___ DATA LISTING

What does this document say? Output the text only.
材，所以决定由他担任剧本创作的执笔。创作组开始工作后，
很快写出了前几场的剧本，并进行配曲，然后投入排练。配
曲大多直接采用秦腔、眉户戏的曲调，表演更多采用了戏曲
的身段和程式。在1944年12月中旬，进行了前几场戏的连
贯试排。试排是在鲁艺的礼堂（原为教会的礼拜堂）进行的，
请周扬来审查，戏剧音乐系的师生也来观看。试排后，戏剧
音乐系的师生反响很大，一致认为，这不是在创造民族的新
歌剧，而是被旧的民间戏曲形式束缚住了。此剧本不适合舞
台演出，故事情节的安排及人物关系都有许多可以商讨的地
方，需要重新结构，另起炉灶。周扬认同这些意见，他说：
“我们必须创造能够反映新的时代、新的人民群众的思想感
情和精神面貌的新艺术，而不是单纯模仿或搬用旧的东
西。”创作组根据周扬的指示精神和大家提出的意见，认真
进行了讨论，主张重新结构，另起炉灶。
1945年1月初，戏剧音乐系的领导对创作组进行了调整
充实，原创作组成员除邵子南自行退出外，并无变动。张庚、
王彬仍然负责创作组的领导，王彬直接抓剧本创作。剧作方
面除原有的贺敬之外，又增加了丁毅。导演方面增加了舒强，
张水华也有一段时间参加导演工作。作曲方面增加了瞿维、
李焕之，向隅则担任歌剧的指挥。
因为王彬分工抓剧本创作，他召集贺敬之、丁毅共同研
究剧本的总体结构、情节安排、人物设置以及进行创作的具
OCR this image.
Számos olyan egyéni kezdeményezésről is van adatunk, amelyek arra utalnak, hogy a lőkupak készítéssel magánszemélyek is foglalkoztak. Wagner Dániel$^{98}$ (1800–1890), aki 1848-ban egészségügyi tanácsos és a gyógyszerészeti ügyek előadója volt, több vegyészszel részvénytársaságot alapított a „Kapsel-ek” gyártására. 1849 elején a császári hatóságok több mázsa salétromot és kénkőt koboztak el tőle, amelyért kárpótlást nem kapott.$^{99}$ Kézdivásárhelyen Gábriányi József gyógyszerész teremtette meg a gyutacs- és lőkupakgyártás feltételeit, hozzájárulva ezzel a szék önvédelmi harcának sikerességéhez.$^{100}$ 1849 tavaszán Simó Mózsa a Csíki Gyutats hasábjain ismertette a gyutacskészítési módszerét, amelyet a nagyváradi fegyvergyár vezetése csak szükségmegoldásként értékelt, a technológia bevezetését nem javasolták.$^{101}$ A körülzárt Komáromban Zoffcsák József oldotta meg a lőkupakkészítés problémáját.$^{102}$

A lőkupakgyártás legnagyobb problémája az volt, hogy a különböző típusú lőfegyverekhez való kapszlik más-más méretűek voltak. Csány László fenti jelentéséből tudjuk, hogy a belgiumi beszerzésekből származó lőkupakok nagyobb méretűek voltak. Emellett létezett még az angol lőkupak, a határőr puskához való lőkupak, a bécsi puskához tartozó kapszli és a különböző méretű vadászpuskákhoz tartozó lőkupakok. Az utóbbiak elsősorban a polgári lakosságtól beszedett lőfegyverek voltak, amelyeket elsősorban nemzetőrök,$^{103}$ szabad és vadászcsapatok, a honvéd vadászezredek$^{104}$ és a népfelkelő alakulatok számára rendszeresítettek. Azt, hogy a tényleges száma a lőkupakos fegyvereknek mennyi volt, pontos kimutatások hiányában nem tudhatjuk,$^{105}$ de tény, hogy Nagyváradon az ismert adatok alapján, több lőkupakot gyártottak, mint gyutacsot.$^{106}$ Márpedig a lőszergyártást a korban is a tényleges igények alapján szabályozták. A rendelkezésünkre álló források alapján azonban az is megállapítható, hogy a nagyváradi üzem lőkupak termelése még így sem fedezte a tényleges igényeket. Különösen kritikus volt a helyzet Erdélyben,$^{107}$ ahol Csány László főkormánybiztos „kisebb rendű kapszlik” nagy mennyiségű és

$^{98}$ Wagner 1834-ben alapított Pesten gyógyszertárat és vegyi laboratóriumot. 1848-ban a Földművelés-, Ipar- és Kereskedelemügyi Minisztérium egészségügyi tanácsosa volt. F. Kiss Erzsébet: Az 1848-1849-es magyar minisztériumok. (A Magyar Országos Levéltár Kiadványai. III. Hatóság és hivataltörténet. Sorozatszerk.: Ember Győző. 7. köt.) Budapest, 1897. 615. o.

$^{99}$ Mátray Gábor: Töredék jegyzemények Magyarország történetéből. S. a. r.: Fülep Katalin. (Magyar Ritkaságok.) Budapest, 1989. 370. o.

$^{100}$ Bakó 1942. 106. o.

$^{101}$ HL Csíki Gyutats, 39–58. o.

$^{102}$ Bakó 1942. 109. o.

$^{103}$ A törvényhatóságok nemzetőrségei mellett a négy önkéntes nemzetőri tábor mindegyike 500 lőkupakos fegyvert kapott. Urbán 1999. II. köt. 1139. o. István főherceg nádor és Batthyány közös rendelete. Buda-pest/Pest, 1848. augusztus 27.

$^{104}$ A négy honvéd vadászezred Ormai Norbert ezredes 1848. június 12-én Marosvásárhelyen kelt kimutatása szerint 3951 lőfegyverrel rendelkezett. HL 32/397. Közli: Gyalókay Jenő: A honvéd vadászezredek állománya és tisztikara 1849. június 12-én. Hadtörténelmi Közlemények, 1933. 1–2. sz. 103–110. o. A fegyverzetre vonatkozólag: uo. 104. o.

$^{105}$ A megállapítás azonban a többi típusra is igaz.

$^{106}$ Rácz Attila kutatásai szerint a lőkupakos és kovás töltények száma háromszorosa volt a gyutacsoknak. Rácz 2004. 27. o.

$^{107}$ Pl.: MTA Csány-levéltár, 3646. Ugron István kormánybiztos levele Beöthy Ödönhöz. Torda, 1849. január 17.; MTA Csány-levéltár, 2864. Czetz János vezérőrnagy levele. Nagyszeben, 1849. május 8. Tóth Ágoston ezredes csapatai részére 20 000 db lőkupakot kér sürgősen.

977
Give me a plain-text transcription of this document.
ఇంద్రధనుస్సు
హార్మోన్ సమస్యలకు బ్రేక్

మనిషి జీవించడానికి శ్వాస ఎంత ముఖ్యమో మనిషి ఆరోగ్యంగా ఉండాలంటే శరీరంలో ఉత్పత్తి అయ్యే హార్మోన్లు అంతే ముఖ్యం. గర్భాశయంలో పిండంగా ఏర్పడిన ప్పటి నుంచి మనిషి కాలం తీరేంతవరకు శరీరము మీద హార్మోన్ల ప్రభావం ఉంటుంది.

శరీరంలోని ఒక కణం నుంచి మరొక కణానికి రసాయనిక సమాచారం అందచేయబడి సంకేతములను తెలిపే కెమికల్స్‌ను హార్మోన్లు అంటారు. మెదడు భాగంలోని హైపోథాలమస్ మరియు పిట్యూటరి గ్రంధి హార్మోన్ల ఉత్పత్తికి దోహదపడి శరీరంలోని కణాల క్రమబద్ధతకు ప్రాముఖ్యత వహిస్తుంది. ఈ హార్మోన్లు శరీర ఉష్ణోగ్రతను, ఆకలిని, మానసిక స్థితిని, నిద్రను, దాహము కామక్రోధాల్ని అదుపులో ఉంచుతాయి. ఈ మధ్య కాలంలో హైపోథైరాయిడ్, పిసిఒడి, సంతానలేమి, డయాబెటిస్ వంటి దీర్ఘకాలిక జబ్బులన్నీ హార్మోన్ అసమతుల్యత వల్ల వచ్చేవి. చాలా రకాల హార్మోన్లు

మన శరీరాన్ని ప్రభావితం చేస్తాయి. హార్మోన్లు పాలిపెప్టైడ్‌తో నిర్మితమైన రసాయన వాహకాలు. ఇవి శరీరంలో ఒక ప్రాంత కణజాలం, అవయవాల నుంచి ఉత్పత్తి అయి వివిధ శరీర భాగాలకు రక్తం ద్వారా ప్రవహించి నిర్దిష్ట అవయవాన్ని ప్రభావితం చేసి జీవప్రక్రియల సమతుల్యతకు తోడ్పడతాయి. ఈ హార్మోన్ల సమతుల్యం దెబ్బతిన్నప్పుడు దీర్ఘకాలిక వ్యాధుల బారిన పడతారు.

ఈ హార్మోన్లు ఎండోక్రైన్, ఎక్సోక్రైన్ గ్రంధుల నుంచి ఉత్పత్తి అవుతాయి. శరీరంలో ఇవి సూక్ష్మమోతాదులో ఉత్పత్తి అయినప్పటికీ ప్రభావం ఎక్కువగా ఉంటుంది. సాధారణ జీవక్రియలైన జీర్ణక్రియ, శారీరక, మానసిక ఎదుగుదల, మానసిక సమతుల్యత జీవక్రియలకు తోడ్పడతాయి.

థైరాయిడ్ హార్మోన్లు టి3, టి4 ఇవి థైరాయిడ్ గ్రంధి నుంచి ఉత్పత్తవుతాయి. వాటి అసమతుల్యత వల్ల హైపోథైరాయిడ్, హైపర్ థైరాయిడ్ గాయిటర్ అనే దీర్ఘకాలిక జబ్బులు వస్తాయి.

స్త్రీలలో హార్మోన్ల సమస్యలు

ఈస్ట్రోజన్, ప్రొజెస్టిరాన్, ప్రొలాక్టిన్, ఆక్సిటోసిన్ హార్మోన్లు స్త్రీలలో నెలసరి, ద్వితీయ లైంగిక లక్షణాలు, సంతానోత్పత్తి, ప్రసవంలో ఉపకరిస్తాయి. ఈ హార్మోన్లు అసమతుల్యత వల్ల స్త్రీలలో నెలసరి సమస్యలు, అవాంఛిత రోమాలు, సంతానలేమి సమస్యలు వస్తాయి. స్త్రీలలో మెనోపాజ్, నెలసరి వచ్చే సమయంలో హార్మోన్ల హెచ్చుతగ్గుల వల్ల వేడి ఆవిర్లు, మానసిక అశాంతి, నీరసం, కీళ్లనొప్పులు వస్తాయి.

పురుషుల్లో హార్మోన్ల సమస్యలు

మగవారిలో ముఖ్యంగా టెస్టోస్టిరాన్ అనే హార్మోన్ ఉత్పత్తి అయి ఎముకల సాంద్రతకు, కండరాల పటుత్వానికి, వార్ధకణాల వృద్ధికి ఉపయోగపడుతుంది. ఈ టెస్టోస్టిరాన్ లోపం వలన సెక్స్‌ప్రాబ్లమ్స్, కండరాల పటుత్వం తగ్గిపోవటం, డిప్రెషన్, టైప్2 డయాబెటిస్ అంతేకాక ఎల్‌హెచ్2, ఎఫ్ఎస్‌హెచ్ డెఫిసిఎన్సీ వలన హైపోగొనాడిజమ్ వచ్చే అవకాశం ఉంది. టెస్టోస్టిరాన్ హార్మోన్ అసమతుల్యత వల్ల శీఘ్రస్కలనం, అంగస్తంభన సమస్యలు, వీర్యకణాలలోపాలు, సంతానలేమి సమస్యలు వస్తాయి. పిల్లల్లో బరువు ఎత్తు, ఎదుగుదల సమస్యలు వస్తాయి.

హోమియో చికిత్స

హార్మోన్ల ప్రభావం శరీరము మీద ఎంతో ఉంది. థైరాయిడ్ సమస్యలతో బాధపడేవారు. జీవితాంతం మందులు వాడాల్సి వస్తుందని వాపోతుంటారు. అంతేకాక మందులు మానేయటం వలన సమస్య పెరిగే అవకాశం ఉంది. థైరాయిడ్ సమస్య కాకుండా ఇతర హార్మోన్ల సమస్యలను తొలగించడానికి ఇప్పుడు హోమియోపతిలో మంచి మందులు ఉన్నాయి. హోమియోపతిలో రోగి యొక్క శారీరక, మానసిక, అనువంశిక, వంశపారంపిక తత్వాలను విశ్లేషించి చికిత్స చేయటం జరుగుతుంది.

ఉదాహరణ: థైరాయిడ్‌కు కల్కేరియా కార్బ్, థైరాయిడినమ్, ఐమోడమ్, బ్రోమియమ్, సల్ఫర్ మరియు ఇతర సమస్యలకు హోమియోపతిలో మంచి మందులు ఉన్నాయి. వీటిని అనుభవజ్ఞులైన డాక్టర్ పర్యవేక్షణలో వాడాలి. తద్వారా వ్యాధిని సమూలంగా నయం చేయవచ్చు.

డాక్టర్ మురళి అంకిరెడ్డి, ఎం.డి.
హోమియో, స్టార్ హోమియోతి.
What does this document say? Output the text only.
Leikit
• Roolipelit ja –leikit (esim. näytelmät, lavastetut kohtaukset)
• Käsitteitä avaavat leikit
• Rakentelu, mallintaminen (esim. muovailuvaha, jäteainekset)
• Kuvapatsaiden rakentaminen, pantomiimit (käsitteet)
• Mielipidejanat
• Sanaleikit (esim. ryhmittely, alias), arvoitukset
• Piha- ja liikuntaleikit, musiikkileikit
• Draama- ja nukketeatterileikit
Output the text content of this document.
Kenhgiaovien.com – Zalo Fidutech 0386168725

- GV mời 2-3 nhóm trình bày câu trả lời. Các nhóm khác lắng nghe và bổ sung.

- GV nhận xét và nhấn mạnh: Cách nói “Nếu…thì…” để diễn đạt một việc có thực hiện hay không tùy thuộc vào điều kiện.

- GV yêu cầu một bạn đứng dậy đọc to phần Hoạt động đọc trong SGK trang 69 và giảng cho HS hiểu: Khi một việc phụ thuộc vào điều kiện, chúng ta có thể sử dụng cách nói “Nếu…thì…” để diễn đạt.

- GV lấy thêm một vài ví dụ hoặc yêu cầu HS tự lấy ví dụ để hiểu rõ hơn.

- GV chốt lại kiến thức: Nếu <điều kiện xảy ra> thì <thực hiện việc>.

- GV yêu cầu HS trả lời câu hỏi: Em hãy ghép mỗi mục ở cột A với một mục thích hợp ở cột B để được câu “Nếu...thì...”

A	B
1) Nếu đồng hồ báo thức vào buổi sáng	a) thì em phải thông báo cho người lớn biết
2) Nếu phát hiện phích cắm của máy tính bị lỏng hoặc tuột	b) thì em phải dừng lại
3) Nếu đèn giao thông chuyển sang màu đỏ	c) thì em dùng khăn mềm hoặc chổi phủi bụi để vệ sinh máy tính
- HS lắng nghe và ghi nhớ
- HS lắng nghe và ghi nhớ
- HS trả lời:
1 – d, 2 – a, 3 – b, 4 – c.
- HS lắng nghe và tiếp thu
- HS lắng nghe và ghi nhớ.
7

______

TO BE DONE: Your answer should be a single number: the count of lines in these records that hold the string "tính".

SOLUTION TO THIS EXERCISE: 2